-- start Available records --

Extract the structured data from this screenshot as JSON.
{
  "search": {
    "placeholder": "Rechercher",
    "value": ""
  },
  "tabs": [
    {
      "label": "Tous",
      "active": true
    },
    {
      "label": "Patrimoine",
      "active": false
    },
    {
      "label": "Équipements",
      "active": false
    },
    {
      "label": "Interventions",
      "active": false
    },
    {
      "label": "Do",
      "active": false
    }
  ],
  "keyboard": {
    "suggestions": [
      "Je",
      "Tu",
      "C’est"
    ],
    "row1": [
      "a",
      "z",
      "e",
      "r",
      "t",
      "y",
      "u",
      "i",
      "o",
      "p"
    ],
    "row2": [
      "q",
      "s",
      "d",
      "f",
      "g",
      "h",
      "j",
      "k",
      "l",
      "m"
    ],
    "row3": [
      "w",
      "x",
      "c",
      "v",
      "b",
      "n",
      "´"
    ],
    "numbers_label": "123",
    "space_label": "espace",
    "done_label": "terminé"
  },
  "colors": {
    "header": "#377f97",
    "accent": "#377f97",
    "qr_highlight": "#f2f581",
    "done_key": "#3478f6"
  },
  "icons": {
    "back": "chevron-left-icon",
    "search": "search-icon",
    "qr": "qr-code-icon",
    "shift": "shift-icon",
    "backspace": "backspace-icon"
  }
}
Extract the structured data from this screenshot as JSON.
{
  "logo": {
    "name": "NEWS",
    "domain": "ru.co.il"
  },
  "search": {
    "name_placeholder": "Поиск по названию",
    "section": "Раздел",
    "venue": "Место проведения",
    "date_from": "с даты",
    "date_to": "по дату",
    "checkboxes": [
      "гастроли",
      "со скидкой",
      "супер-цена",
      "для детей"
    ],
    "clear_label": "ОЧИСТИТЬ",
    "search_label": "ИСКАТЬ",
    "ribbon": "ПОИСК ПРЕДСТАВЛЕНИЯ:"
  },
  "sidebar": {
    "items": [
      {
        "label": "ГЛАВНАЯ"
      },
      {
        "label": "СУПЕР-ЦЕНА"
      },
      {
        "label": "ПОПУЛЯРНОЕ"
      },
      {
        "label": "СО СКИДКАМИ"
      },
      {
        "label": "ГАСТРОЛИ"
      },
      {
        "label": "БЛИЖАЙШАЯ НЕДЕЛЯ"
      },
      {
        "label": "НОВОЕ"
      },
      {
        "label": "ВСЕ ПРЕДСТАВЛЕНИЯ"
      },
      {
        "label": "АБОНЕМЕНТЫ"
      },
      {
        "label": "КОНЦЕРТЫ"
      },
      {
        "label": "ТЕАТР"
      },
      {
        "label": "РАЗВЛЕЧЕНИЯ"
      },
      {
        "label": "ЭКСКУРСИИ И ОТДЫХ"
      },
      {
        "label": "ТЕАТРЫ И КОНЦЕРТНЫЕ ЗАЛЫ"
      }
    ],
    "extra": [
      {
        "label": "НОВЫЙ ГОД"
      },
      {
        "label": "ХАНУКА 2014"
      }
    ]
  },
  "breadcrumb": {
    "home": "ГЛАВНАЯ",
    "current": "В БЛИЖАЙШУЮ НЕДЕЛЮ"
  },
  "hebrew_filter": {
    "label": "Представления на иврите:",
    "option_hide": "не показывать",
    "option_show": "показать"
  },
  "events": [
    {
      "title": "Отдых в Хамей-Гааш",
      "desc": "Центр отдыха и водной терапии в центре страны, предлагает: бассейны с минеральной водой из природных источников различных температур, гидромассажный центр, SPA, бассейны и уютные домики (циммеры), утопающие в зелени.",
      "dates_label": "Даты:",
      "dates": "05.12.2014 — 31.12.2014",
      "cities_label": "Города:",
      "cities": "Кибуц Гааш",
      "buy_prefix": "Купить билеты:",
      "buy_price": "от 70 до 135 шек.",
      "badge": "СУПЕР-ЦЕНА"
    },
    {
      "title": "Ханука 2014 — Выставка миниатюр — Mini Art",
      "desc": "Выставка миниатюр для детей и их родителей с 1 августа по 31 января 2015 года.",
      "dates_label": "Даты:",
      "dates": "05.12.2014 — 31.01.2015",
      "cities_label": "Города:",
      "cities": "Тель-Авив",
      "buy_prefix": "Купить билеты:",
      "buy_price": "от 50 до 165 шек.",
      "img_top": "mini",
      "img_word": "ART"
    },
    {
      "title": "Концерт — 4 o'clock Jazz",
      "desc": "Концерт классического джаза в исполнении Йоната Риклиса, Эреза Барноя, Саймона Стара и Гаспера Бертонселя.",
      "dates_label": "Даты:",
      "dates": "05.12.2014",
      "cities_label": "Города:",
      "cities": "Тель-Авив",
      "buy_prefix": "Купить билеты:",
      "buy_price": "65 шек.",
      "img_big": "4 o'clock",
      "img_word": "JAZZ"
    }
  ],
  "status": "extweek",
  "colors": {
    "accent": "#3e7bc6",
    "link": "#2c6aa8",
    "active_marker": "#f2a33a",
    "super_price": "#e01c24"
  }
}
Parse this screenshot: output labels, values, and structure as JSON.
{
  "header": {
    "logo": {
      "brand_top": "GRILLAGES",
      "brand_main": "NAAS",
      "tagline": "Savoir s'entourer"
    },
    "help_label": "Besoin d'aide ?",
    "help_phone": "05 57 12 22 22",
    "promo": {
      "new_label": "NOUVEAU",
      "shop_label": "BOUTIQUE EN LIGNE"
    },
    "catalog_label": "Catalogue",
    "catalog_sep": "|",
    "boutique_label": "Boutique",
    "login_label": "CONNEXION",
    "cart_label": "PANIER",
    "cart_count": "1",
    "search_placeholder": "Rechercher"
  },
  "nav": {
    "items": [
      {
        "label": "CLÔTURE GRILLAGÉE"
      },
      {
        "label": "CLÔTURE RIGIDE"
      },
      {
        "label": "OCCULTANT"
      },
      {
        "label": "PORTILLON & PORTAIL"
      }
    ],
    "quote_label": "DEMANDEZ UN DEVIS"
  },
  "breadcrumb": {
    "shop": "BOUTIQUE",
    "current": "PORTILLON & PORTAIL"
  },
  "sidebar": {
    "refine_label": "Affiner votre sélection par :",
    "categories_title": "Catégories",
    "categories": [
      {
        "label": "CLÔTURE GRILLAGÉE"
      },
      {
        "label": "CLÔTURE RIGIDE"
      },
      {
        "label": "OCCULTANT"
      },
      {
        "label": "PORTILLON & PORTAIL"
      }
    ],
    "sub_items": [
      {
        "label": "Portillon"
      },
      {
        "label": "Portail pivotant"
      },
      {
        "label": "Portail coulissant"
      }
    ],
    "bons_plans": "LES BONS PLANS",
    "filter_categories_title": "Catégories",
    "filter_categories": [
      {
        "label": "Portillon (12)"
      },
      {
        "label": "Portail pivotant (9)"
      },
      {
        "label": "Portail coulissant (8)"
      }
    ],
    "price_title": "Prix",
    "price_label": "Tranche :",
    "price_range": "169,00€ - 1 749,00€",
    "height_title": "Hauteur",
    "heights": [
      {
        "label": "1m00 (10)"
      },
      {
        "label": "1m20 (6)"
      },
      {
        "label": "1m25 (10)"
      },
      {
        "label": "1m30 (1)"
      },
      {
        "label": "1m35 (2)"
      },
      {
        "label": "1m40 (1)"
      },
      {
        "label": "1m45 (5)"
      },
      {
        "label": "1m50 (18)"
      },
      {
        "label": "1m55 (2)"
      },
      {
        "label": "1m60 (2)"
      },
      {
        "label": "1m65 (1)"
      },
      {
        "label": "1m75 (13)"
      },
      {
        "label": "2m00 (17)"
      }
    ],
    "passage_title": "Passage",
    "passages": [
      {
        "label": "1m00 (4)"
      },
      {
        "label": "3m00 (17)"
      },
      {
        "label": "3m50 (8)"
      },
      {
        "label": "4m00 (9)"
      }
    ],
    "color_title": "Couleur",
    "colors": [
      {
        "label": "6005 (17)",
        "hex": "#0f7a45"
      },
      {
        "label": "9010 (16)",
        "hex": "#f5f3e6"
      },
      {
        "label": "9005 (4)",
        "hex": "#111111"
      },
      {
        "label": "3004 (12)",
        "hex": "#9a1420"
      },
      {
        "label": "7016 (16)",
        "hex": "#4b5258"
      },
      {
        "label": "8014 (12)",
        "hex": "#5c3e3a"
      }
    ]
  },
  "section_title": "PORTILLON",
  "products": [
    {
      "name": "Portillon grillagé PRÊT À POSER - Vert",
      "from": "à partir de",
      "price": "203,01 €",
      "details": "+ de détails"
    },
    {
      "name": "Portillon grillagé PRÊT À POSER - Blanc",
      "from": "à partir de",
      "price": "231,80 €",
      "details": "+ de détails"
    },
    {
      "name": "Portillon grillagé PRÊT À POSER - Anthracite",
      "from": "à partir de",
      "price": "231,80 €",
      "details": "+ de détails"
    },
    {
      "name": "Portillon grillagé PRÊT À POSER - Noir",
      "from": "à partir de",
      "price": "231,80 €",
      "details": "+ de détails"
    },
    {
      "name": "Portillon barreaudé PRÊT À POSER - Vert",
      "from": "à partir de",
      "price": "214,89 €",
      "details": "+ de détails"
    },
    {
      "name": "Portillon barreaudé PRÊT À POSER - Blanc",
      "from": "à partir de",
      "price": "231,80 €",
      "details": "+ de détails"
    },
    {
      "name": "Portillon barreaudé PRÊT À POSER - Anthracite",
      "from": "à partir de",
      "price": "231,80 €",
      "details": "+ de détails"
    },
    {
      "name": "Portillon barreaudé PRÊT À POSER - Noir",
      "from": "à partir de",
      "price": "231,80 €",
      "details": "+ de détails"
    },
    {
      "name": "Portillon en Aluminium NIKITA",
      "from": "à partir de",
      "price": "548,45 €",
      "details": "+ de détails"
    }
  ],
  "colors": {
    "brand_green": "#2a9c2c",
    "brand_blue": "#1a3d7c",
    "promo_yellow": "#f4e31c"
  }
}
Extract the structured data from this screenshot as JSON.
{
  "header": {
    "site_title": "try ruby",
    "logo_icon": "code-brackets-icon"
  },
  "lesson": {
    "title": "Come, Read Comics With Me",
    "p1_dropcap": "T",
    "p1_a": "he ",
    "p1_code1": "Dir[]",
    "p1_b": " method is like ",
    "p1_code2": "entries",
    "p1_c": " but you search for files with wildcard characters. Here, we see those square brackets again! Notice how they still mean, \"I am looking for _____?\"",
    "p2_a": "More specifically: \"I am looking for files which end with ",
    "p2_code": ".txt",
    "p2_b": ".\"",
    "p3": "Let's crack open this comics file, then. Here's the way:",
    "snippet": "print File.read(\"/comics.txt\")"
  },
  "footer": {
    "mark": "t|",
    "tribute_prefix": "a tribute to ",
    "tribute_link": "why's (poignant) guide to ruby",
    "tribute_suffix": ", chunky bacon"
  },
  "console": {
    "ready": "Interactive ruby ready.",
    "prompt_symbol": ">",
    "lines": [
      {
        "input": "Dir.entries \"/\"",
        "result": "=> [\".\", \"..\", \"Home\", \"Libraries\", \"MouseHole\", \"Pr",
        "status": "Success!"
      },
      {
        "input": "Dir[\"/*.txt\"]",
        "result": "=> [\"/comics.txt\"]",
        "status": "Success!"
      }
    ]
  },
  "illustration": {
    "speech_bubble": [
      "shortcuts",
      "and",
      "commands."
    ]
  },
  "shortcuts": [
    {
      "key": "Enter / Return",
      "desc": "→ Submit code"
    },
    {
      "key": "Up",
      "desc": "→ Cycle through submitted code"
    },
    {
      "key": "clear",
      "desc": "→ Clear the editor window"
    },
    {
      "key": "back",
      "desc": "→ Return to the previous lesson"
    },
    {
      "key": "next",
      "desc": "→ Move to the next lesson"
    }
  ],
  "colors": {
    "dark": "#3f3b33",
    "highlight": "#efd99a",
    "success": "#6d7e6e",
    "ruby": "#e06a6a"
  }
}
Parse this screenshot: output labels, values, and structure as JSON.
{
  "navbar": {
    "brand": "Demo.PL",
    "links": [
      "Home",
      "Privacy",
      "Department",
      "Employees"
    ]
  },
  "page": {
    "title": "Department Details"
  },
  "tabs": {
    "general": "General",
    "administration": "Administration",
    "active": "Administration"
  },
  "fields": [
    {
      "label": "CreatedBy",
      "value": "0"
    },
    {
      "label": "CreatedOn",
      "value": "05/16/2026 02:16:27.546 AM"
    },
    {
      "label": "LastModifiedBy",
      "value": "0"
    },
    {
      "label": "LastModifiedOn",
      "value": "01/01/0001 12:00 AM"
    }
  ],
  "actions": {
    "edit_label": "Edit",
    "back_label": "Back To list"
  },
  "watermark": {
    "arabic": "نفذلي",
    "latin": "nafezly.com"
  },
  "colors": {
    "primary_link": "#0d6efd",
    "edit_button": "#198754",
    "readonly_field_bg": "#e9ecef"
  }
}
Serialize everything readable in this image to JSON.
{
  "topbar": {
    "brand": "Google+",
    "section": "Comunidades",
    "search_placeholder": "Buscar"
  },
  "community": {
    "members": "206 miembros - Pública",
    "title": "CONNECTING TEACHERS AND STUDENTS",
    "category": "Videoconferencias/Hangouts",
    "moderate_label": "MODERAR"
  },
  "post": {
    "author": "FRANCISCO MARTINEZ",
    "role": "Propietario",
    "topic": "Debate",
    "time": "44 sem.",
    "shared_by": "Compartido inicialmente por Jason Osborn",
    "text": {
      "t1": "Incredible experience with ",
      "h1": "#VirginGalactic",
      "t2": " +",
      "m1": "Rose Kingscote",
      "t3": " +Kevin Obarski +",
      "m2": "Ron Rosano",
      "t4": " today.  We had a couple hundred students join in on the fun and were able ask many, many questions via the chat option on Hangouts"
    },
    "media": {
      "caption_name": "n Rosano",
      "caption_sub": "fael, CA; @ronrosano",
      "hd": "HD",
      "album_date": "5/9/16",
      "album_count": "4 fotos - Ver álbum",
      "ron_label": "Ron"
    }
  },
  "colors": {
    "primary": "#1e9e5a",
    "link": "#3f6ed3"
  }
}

-- end Available records --

→ Required work
Pick out and copy every line that contains the word "Гааш".

→ Reply to the task
      "title": "Отдых в Хамей-Гааш",
      "cities": "Кибуц Гааш",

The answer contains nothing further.